> **WRITTEN REQUEST**:
Copy out every record precisely.

> **RECORDED DATA**:
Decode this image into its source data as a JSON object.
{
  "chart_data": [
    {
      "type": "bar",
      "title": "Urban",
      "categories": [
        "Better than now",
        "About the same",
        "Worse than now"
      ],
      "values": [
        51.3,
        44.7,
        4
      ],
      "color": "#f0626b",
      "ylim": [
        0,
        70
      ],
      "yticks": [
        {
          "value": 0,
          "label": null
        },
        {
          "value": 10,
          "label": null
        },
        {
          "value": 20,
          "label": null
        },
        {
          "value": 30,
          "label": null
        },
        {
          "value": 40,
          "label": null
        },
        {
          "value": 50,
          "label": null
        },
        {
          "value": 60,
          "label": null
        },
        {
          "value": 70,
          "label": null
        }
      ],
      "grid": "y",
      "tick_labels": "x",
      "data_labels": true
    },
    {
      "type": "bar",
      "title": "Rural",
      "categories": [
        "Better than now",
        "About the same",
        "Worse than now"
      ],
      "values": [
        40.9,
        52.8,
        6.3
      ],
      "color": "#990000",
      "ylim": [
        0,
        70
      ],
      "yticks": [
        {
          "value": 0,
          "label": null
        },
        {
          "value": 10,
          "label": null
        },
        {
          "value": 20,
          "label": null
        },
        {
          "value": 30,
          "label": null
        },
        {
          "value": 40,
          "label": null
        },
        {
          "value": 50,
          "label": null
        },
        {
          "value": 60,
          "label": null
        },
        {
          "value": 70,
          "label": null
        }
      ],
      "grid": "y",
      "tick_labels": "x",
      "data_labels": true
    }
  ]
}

> **RESPONSE**:
Decode this image into its source data as a JSON object.
{
  "chart_data": [
    {
      "type": "bar",
      "title": "Urban",
      "categories": [
        "Better than now",
        "About the same",
        "Worse than now"
      ],
      "values": [
        51.3,
        44.7,
        4
      ],
      "color": "#f0626b",
      "ylim": [
        0,
        70
      ],
      "yticks": [
        {
          "value": 0,
          "label": null
        },
        {
          "value": 10,
          "label": null
        },
        {
          "value": 20,
          "label": null
        },
        {
          "value": 30,
          "label": null
        },
        {
          "value": 40,
          "label": null
        },
        {
          "value": 50,
          "label": null
        },
        {
          "value": 60,
          "label": null
        },
        {
          "value": 70,
          "label": null
        }
      ],
      "grid": "y",
      "tick_labels": "x",
      "data_labels": true
    },
    {
      "type": "bar",
      "title": "Rural",
      "categories": [
        "Better than now",
        "About the same",
        "Worse than now"
      ],
      "values": [
        40.9,
        52.8,
        6.3
      ],
      "color": "#990000",
      "ylim": [
        0,
        70
      ],
      "yticks": [
        {
          "value": 0,
          "label": null
        },
        {
          "value": 10,
          "label": null
        },
        {
          "value": 20,
          "label": null
        },
        {
          "value": 30,
          "label": null
        },
        {
          "value": 40,
          "label": null
        },
        {
          "value": 50,
          "label": null
        },
        {
          "value": 60,
          "label": null
        },
        {
          "value": 70,
          "label": null
        }
      ],
      "grid": "y",
      "tick_labels": "x",
      "data_labels": true
    }
  ]
}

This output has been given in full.